Return the lines where the word "noblesse" occurs.

##### Extracted entries

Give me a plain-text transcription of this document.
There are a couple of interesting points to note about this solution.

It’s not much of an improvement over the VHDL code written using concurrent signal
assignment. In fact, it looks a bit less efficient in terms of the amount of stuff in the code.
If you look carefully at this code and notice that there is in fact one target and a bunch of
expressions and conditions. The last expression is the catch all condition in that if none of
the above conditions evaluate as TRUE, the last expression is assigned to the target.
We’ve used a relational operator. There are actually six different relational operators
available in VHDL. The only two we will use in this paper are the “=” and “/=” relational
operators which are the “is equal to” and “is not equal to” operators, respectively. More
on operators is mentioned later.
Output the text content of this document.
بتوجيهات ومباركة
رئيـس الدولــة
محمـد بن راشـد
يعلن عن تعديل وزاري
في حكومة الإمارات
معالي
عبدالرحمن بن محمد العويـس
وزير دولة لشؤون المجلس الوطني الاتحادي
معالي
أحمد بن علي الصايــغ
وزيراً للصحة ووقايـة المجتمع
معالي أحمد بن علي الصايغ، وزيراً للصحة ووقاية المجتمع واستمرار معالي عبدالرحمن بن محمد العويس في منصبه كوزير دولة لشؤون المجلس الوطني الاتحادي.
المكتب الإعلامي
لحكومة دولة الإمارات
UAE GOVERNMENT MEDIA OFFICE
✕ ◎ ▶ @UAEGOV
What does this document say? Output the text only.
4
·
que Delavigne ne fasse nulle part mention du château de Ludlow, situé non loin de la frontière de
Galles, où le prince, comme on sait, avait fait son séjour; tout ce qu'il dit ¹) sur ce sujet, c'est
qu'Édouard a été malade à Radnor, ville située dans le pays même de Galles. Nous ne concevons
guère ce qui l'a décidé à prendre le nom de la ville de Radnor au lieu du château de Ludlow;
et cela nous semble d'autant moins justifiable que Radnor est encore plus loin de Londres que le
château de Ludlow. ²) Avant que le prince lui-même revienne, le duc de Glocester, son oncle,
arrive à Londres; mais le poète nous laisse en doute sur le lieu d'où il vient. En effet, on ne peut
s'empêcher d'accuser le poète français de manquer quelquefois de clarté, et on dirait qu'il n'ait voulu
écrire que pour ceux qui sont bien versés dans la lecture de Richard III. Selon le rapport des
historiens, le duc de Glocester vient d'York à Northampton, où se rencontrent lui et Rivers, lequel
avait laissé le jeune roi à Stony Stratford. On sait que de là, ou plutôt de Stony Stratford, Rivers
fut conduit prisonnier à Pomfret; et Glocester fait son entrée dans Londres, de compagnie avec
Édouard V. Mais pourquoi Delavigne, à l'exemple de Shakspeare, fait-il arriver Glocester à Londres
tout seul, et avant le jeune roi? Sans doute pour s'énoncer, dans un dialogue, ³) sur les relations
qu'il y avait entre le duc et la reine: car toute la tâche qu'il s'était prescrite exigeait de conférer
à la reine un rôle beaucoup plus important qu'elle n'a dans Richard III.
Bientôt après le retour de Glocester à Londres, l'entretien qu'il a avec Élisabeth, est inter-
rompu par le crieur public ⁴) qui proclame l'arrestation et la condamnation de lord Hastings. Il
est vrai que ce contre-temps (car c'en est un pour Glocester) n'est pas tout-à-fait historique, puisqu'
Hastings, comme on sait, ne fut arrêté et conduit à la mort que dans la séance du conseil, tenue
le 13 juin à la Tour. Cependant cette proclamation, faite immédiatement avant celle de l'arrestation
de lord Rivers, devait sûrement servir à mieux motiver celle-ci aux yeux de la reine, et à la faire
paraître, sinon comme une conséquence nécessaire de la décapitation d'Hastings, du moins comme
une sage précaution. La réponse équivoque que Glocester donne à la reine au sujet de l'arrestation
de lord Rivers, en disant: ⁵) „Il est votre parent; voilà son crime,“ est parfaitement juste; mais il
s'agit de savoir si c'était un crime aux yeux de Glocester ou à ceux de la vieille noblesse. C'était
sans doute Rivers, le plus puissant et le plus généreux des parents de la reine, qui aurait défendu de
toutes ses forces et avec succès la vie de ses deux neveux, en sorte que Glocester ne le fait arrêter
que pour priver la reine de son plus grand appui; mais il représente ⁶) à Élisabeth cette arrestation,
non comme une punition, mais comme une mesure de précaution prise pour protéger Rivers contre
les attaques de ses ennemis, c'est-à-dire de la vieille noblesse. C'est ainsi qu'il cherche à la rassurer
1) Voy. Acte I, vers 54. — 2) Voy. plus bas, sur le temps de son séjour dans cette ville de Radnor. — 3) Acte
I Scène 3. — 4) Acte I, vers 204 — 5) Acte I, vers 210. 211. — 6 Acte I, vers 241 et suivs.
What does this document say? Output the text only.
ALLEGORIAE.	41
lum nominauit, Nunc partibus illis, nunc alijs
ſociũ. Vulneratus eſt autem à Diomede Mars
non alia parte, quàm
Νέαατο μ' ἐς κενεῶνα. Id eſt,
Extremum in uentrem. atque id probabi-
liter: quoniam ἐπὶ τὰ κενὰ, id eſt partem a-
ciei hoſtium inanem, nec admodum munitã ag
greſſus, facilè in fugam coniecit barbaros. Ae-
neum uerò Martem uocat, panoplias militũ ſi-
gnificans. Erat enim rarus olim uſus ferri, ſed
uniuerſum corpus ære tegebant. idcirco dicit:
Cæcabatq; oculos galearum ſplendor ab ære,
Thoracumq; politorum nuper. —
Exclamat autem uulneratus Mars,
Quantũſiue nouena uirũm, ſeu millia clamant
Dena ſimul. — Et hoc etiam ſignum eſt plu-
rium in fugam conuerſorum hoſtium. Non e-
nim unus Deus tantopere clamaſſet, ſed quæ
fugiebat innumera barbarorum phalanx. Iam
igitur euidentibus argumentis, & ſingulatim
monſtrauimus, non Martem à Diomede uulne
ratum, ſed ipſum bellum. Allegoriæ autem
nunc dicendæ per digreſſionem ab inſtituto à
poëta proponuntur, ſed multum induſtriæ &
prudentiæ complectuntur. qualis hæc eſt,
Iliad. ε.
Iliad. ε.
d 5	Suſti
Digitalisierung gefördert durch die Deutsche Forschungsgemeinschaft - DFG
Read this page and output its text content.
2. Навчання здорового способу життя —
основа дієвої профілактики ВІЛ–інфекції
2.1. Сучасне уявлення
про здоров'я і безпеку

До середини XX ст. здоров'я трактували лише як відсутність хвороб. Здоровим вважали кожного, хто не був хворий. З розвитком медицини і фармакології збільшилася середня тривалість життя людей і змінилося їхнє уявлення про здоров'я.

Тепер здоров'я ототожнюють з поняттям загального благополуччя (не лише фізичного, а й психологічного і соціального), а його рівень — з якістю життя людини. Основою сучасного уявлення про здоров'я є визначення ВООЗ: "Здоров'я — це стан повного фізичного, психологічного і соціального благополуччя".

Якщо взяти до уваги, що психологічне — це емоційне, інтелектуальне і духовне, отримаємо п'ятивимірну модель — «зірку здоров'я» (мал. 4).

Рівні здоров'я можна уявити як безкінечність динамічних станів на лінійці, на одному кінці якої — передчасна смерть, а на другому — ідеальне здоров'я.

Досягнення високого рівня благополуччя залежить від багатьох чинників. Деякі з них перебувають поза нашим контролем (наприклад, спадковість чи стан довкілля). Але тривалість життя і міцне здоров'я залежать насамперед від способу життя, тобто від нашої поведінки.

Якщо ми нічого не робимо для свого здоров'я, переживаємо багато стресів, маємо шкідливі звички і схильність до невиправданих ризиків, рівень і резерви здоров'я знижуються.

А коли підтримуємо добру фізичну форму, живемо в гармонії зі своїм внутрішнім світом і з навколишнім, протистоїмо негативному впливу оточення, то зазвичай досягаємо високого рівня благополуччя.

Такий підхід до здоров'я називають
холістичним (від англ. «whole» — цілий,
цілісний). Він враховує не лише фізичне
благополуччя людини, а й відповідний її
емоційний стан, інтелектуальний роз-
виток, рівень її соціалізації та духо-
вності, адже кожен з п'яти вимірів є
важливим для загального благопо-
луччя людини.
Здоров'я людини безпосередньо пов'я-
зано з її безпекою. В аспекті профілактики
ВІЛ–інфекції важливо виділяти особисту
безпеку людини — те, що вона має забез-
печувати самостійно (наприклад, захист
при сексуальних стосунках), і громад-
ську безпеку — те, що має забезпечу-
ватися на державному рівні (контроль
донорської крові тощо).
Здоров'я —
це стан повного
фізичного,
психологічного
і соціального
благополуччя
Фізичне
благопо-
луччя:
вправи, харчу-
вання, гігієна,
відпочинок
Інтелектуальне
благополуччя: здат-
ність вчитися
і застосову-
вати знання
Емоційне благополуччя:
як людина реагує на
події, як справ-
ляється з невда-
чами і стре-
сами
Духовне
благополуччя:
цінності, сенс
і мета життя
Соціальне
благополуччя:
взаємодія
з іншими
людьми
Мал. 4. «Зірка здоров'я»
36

##########

▸ Result:
s'agit de savoir si c'était un crime aux yeux de Glocester ou à ceux de la vieille noblesse. C'était
les attaques de ses ennemis, c'est-à-dire de la vieille noblesse. C'est ainsi qu'il cherche à la rassurer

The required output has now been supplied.